== TASK TO CARRY OUT ==
Reproduce each of the following rows verbatim, in the order given.
=== WORKING DATA ===
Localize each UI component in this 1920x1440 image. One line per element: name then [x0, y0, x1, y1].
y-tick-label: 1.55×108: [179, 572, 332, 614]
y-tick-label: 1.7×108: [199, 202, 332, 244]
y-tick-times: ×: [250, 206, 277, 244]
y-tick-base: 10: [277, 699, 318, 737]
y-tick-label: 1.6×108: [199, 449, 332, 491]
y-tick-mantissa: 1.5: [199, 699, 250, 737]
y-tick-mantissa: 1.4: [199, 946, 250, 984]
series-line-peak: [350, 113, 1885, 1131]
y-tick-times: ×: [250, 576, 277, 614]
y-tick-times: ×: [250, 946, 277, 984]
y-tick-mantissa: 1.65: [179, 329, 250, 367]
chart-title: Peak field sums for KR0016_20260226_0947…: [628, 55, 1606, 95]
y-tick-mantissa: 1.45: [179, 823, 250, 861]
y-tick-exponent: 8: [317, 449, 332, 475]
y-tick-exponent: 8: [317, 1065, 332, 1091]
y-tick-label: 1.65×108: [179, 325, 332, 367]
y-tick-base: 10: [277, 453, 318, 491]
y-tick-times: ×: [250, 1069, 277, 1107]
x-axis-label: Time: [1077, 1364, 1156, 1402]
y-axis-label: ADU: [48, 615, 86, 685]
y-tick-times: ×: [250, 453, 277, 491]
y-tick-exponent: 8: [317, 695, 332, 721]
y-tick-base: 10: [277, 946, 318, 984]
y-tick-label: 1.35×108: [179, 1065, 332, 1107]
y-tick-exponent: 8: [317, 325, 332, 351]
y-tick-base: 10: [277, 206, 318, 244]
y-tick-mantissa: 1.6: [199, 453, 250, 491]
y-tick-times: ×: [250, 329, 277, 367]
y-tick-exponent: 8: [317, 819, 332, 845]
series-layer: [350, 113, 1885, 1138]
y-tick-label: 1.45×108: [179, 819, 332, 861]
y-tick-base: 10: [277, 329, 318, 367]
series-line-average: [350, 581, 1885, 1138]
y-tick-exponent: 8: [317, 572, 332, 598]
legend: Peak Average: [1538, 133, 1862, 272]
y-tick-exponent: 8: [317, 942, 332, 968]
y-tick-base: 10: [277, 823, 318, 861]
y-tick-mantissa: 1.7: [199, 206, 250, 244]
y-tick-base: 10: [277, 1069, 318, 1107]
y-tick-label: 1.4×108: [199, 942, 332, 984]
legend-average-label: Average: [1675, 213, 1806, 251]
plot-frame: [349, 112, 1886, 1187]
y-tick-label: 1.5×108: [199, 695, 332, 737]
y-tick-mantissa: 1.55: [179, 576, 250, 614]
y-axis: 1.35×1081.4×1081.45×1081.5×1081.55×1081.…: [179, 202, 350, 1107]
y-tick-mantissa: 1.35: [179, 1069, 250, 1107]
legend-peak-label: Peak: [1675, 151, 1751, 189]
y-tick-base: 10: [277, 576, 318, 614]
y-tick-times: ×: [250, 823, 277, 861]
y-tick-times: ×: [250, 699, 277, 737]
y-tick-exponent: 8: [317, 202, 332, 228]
===
== COMPLETE ANSWER ==
Localize each UI component in this 1920x1440 image. One line per element: name then [x0, y0, x1, y1].
y-tick-label: 1.55×108: [179, 572, 332, 614]
y-tick-label: 1.7×108: [199, 202, 332, 244]
y-tick-times: ×: [250, 206, 277, 244]
y-tick-base: 10: [277, 699, 318, 737]
y-tick-label: 1.6×108: [199, 449, 332, 491]
y-tick-mantissa: 1.5: [199, 699, 250, 737]
y-tick-mantissa: 1.4: [199, 946, 250, 984]
series-line-peak: [350, 113, 1885, 1131]
y-tick-times: ×: [250, 576, 277, 614]
y-tick-times: ×: [250, 946, 277, 984]
y-tick-mantissa: 1.65: [179, 329, 250, 367]
chart-title: Peak field sums for KR0016_20260226_0947…: [628, 55, 1606, 95]
y-tick-mantissa: 1.45: [179, 823, 250, 861]
y-tick-exponent: 8: [317, 449, 332, 475]
y-tick-exponent: 8: [317, 1065, 332, 1091]
y-tick-label: 1.65×108: [179, 325, 332, 367]
y-tick-base: 10: [277, 453, 318, 491]
y-tick-times: ×: [250, 1069, 277, 1107]
x-axis-label: Time: [1077, 1364, 1156, 1402]
y-axis-label: ADU: [48, 615, 86, 685]
y-tick-times: ×: [250, 453, 277, 491]
y-tick-exponent: 8: [317, 695, 332, 721]
y-tick-base: 10: [277, 946, 318, 984]
y-tick-label: 1.35×108: [179, 1065, 332, 1107]
y-tick-exponent: 8: [317, 325, 332, 351]
y-tick-base: 10: [277, 206, 318, 244]
y-tick-mantissa: 1.6: [199, 453, 250, 491]
y-tick-times: ×: [250, 329, 277, 367]
y-tick-exponent: 8: [317, 819, 332, 845]
series-layer: [350, 113, 1885, 1138]
y-tick-label: 1.45×108: [179, 819, 332, 861]
y-tick-base: 10: [277, 329, 318, 367]
series-line-average: [350, 581, 1885, 1138]
y-tick-exponent: 8: [317, 572, 332, 598]
legend: Peak Average: [1538, 133, 1862, 272]
y-tick-exponent: 8: [317, 942, 332, 968]
y-tick-base: 10: [277, 823, 318, 861]
y-tick-mantissa: 1.7: [199, 206, 250, 244]
y-tick-base: 10: [277, 1069, 318, 1107]
y-tick-label: 1.4×108: [199, 942, 332, 984]
legend-average-label: Average: [1675, 213, 1806, 251]
plot-frame: [349, 112, 1886, 1187]
y-tick-label: 1.5×108: [199, 695, 332, 737]
y-tick-mantissa: 1.55: [179, 576, 250, 614]
y-axis: 1.35×1081.4×1081.45×1081.5×1081.55×1081.…: [179, 202, 350, 1107]
y-tick-mantissa: 1.35: [179, 1069, 250, 1107]
legend-peak-label: Peak: [1675, 151, 1751, 189]
y-tick-base: 10: [277, 576, 318, 614]
y-tick-times: ×: [250, 823, 277, 861]
y-tick-times: ×: [250, 699, 277, 737]
y-tick-exponent: 8: [317, 202, 332, 228]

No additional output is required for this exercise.